• Record set:
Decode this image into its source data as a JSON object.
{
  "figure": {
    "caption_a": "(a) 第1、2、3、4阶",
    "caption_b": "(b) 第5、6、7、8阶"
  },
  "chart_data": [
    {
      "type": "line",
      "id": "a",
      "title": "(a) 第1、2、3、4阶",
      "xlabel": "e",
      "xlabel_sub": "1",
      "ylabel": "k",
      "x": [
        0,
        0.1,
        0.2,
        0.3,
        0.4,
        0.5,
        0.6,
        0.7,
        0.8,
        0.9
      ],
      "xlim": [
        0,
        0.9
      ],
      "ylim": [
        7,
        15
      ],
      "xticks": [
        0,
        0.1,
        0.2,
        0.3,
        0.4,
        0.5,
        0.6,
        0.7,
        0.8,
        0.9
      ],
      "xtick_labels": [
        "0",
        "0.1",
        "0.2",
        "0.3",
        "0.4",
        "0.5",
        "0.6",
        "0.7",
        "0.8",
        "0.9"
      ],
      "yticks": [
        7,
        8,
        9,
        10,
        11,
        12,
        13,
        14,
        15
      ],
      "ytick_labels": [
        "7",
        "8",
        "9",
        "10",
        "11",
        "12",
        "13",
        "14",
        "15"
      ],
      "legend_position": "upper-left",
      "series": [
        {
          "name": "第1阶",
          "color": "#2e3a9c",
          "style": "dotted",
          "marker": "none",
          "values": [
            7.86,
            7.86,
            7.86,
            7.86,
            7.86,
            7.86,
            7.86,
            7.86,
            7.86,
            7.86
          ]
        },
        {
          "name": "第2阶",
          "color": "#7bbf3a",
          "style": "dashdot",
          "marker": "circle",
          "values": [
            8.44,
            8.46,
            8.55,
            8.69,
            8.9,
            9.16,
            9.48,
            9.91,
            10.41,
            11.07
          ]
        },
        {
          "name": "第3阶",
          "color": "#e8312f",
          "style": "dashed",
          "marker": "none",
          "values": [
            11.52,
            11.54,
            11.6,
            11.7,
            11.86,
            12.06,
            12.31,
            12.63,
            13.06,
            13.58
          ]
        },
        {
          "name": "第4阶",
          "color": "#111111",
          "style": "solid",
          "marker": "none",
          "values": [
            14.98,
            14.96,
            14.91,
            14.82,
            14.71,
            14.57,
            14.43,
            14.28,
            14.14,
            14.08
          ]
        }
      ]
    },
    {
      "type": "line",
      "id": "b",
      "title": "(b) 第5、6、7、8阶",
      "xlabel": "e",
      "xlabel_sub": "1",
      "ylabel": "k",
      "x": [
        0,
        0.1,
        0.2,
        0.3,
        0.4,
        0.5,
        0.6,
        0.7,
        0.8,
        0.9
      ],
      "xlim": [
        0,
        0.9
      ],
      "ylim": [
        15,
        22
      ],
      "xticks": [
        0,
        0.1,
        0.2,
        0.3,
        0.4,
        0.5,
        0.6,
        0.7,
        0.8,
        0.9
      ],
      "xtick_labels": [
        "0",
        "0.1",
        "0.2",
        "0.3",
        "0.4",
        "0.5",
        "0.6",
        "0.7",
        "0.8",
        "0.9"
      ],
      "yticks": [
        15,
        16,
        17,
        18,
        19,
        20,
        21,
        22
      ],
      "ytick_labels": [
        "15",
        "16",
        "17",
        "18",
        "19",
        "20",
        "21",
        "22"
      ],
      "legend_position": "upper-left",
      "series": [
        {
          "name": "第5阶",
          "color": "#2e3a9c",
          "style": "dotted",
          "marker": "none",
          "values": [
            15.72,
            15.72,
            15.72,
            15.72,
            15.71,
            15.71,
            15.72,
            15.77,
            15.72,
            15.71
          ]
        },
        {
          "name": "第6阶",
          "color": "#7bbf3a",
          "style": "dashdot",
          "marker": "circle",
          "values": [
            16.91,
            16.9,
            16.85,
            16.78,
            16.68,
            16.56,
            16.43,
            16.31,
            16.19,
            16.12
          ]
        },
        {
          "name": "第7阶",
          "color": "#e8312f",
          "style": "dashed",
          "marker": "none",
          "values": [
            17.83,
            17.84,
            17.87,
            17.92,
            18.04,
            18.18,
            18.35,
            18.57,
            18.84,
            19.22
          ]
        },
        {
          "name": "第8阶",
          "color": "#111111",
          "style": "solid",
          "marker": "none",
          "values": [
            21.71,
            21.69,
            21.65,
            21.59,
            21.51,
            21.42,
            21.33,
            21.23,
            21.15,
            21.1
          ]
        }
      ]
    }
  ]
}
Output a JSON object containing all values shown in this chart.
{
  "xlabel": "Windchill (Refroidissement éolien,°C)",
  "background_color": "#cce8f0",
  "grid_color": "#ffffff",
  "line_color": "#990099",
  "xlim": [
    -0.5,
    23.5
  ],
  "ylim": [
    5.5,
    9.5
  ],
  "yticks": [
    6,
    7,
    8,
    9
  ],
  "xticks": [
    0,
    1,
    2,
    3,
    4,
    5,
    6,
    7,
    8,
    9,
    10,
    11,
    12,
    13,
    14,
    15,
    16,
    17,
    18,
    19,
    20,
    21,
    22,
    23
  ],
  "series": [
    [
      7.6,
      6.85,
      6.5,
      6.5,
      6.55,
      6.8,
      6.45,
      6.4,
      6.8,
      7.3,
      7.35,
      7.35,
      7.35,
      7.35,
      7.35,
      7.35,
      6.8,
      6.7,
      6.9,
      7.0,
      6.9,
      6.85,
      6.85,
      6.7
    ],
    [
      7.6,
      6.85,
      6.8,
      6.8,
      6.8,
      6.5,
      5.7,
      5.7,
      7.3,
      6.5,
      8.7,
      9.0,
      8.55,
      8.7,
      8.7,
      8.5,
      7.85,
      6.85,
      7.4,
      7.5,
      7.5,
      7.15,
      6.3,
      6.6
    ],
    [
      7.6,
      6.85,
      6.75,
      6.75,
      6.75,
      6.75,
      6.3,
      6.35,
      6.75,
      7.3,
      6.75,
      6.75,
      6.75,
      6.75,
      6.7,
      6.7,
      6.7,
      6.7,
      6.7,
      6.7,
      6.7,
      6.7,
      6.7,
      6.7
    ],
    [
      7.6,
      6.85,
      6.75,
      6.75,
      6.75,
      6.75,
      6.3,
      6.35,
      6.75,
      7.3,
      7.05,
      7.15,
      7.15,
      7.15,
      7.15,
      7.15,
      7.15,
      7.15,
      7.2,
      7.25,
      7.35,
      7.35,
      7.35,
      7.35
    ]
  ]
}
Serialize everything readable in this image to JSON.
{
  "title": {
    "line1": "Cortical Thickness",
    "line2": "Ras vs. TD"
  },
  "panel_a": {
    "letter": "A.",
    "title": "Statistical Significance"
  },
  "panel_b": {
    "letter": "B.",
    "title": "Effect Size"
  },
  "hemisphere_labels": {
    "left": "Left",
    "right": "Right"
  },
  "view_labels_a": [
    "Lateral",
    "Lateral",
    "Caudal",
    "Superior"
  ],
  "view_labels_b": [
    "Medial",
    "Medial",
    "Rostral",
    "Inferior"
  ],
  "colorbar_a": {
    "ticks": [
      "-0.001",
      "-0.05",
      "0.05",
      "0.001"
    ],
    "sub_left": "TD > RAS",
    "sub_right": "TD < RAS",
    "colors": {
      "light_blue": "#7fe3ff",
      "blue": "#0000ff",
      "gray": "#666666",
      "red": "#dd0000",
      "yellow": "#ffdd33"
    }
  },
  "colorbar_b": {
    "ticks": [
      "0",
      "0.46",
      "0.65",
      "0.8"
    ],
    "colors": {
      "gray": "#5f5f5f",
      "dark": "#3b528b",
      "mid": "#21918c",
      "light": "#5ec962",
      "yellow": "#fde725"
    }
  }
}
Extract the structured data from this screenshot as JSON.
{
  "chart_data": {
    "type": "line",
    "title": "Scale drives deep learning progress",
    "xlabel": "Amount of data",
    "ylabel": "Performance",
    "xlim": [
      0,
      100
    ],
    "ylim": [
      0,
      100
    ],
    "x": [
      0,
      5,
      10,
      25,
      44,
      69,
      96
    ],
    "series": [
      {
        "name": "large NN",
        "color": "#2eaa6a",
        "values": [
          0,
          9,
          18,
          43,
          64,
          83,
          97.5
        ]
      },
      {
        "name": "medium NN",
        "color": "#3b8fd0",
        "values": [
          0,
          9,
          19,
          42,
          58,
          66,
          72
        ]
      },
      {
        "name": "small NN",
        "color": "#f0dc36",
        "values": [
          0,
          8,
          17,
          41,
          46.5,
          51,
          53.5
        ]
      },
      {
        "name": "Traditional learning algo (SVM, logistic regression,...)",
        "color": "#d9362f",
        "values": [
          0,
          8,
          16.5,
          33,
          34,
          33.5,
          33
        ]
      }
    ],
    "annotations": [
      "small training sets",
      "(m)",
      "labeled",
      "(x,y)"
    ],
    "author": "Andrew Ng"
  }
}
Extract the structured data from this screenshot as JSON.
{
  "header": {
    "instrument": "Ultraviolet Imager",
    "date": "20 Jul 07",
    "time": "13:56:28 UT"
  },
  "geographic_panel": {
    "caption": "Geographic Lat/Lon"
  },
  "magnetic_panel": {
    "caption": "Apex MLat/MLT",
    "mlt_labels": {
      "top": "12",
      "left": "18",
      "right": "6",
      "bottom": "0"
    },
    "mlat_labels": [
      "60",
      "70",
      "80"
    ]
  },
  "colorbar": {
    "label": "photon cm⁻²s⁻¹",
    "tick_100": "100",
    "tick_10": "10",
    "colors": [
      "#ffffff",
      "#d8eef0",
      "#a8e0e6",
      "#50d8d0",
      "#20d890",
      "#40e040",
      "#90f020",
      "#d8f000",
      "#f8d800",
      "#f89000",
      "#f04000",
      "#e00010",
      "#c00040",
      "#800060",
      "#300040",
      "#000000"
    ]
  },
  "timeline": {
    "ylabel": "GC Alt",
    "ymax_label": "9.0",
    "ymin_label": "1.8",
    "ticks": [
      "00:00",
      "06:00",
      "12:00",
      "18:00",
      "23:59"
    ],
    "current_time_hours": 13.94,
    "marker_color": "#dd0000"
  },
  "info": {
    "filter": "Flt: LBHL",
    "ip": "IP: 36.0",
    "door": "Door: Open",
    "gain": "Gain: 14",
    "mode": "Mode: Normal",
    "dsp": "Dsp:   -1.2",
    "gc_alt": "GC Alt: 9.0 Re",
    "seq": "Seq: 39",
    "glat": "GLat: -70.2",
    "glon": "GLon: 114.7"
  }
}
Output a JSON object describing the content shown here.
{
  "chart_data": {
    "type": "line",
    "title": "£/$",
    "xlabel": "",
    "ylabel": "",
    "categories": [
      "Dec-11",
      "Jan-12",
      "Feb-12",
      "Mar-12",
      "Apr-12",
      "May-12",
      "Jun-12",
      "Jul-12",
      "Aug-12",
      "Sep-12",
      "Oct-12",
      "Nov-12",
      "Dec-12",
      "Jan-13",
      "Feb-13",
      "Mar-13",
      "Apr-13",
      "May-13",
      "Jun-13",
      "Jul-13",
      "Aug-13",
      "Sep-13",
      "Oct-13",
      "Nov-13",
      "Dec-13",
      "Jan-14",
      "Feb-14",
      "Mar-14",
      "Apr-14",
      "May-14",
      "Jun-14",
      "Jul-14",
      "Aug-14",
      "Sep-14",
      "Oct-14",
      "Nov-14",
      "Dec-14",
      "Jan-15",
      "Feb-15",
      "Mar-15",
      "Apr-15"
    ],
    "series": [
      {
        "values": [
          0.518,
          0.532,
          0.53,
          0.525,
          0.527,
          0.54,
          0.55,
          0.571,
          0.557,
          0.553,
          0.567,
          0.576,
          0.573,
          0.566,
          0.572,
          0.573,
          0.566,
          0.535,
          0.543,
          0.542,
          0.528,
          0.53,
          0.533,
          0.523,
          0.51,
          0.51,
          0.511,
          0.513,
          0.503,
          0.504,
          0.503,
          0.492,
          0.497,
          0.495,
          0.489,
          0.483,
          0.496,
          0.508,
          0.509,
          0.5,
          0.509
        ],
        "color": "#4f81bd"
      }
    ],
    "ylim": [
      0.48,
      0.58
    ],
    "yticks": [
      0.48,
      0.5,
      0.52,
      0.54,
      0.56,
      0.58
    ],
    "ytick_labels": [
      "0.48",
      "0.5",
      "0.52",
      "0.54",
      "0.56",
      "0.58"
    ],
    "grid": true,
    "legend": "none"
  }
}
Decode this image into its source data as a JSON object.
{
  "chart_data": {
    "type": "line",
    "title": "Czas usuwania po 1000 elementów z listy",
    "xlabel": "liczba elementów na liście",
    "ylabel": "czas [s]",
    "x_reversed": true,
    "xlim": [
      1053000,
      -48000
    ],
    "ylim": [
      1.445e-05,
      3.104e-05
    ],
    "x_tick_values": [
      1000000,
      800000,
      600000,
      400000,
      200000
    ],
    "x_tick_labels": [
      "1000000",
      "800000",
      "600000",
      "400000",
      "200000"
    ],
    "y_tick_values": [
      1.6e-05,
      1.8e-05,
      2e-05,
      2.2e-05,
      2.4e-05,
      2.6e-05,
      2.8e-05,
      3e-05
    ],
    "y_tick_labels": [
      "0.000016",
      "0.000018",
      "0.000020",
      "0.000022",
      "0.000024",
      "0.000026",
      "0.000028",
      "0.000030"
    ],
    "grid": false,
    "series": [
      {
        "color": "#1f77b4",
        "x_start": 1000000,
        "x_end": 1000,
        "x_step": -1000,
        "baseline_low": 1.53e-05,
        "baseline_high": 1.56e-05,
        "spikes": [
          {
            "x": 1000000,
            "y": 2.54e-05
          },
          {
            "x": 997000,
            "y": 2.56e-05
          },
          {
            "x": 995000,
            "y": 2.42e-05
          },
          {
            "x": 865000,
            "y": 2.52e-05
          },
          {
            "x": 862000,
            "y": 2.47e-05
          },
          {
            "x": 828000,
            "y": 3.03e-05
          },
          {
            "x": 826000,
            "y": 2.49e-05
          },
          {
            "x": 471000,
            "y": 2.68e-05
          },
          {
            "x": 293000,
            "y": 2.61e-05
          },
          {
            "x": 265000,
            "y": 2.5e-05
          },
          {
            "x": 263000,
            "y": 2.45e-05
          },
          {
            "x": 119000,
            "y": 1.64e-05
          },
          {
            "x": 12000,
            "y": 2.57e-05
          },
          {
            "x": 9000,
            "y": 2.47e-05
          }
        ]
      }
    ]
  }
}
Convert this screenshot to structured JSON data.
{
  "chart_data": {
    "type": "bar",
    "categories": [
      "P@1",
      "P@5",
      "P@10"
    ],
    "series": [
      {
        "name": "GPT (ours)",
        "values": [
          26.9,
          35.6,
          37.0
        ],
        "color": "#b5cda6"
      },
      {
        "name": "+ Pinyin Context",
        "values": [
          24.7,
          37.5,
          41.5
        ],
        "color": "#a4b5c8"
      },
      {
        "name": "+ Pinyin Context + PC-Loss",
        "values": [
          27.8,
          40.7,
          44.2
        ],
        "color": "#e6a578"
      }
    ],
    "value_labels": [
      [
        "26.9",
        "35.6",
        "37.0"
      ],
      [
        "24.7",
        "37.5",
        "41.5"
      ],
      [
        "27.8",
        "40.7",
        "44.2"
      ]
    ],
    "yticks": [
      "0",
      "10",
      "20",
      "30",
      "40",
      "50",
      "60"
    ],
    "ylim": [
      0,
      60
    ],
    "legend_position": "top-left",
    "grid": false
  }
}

• Work to be completed:
From the listing above, copy every line that includes the word "elementów".

• Response:
    "title": "Czas usuwania po 1000 elementów z listy",
    "xlabel": "liczba elementów na liście",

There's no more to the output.